**TRAVAIL DEMANDÉ:** Mets à jour la critique d'American Sniper en recopiant tout ce qui va de « Clint Eastwood a » jusqu'à « objet d'étude civilisationnelle. », avec « Chris Kyle » remplacé par « le tireur texan ».

**EXTRAIT CHOISI:**
Apologie de l'Amérique ou "American apologies" ?
En 2013 mourrait Chris Kyle, considéré comme l'un des snipers les plus meurtriers de l'Histoire militaire américaine, avec entre 150 et 250 victimes à son actif. Bien que méconnu pour des raisons évidentes en France, la mort de cette figure de la guerre d'Irak avait suscité un véritable émoi aux États-Unis, et notamment au Texas où les gens ont pleuré le héros et l'enfant du pays.
Clint Eastwood a pris le pari dans American Sniper d'adapter sa vie, en se basant notamment sur l'autobiographie du tireur d'élite. Un sujet intéressant, tant Kyle cristallise dans sa personne, ou plutôt dans son personnage, une certaine Amérique, nourrie du traumatisme de 2001, de l'esprit de croisade des années Bush et du patriotisme dogmatique qui conduit à l'élaboration de véritables mythes dont Chris Kyle est évidemment un exemple parmi les plus fameux outre-atlantique. D'objet cinématographique, le dernier Eastwood peut ainsi prétendre être un objet d'étude civilisationnelle.
Toute la question était de savoir quel propos Eastwood allait vouloir développer : une critique de cette Amérique-là, de la guerre d'Irak et des exactions militaires ? Ou bien une célébration du héros américain dans la guerre, du "patriote parmi les patriotes" ? Il y avait là un vrai risque de tomber dans la grossière propagande militaire, dans quelque chose ne valant pas mieux que les films de guerre allemands des années 40 (du genre de celui que Tarantino utilise comme sous-intrigue dans Inglorious Basterds, avec - il n'y a pas de hasard - un tireur d'élite).
Alors, tandis que les débats et la polémique entourent la sortie du film en France, quel est le verdict ? Et bien, difficile de trancher. En se basant sur un certain nombre d'éléments objectifs, on peut néanmoins réfuter l'accusation de propagande.
Bradley Cooper campe (magistralement, d'ailleurs) en effet avant tout un personnage foncièrement antipathique, caricature du texan redneck, nourri de la nostalgie de la figure de cow-boy, élevé à la dur par l’Église et un père tout aussi dogmatique et manichéen dans ses enseignements, et qui fait des concours de rodéo dans des arènes qui ne sont pas sans rappeler celle que l'on aperçoit dans la scène culte et terriblement critique de Borat.

**LIGNES DE DONNÉES:**
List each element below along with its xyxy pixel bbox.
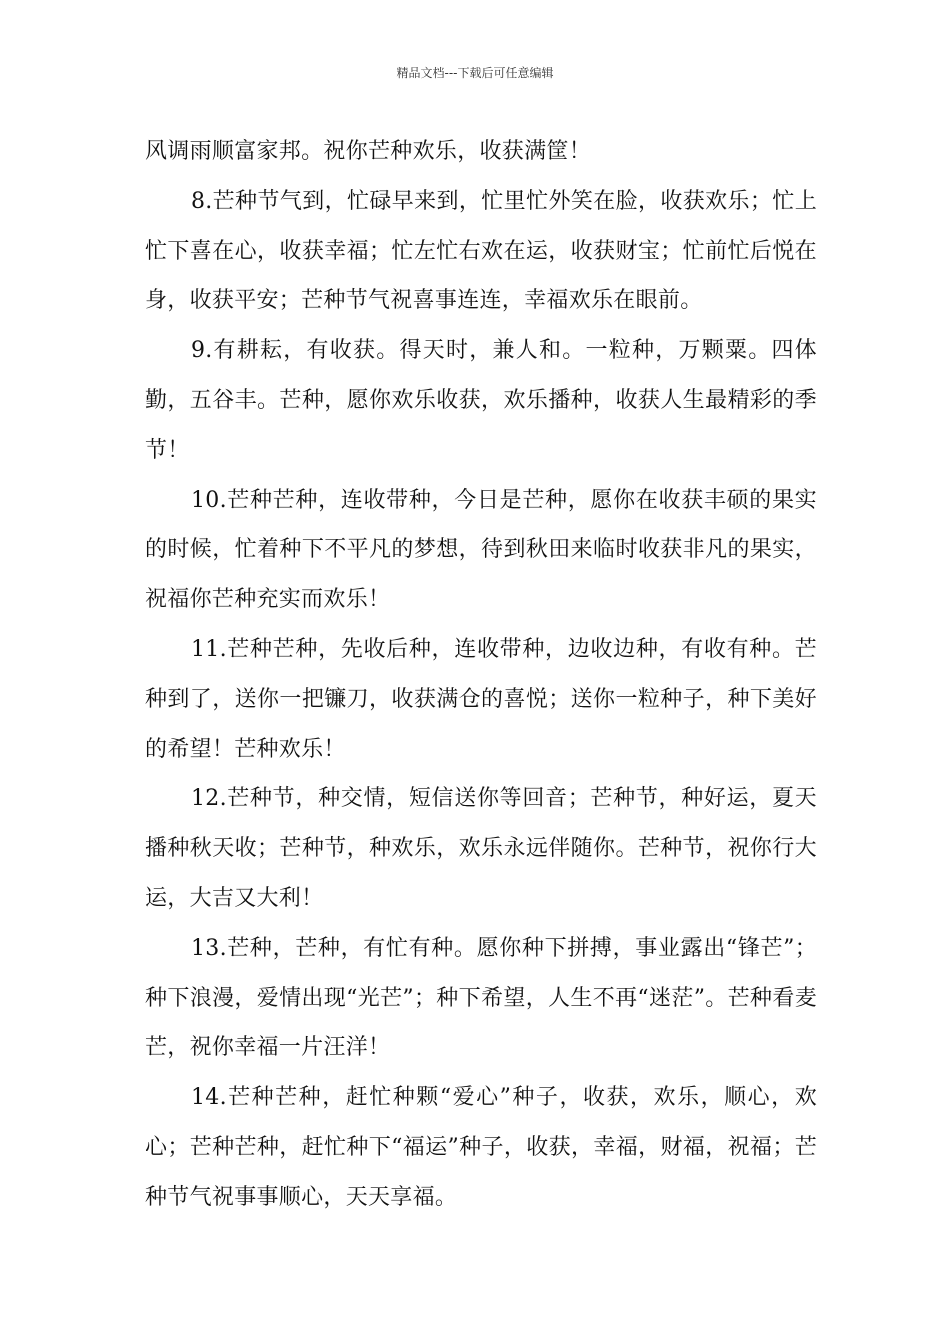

**RÉSULTAT COMPLET:**
Clint Eastwood a pris le pari dans American Sniper d'adapter sa vie, en se basant notamment sur l'autobiographie du tireur d'élite. Un sujet intéressant, tant Kyle cristallise dans sa personne, ou plutôt dans son personnage, une certaine Amérique, nourrie du traumatisme de 2001, de l'esprit de croisade des années Bush et du patriotisme dogmatique qui conduit à l'élaboration de véritables mythes dont le tireur texan est évidemment un exemple parmi les plus fameux outre-atlantique. D'objet cinématographique, le dernier Eastwood peut ainsi prétendre être un objet d'étude civilisationnelle.